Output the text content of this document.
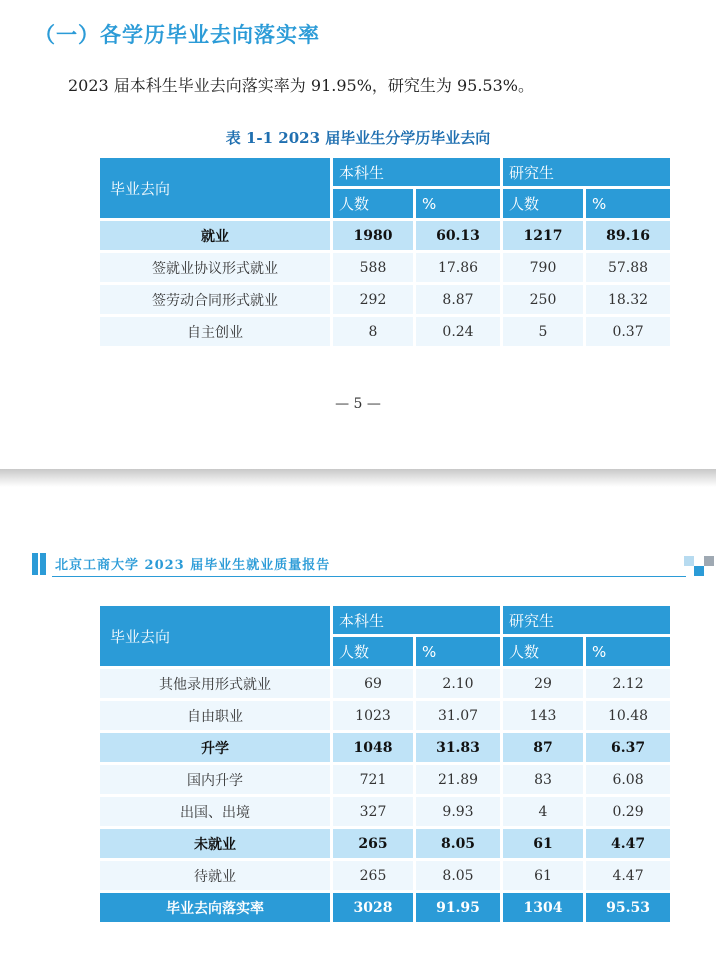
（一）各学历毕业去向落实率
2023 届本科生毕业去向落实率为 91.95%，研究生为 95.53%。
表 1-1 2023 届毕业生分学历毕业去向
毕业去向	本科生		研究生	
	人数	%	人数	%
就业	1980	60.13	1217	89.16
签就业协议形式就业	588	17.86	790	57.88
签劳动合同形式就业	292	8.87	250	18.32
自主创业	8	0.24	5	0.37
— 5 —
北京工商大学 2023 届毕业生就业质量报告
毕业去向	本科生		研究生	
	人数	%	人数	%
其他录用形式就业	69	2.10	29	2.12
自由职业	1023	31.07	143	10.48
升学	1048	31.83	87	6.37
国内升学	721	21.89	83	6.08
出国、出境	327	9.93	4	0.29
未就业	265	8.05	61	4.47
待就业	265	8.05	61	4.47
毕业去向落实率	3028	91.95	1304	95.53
^^^^^^^^^^^^^^^^
All the lines above are to be reproduced exactly, except the pictures.

EXERCISE OUTPUT
Output the text content of this document.
（一）各学历毕业去向落实率
2023 届本科生毕业去向落实率为 91.95%，研究生为 95.53%。
表 1-1 2023 届毕业生分学历毕业去向
毕业去向	本科生		研究生	
	人数	%	人数	%
就业	1980	60.13	1217	89.16
签就业协议形式就业	588	17.86	790	57.88
签劳动合同形式就业	292	8.87	250	18.32
自主创业	8	0.24	5	0.37
— 5 —
北京工商大学 2023 届毕业生就业质量报告
毕业去向	本科生		研究生	
	人数	%	人数	%
其他录用形式就业	69	2.10	29	2.12
自由职业	1023	31.07	143	10.48
升学	1048	31.83	87	6.37
国内升学	721	21.89	83	6.08
出国、出境	327	9.93	4	0.29
未就业	265	8.05	61	4.47
待就业	265	8.05	61	4.47
毕业去向落实率	3028	91.95	1304	95.53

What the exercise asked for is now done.